▶ **Exercise aim**
In how many lines of the data does the word "before" appear? Give the number by itself.

## start Record excerpts

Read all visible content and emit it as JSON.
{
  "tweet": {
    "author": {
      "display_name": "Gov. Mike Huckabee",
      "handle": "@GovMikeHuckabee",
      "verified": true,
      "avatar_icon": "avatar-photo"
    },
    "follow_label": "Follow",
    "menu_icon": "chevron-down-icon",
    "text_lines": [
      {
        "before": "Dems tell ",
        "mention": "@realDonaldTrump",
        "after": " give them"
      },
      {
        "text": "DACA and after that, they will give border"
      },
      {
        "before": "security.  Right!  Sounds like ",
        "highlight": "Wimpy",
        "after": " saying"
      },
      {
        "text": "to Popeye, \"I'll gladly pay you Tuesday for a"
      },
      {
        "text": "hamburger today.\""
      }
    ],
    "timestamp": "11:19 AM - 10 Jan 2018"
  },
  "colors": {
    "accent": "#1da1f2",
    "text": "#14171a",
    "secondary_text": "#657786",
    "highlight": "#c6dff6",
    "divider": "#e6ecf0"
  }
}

## end Record excerpts
## start Record excerpts

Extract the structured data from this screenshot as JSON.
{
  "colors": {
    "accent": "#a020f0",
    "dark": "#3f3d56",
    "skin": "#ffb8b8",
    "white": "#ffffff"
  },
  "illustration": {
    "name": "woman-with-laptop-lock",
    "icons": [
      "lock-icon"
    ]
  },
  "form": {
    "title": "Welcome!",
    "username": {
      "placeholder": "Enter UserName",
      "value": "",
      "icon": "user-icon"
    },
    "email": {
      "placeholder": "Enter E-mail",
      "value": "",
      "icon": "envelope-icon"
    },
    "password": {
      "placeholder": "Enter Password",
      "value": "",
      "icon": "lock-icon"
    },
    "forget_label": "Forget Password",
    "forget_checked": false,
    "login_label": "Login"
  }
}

## end Record excerpts

▶ **Expected output**
2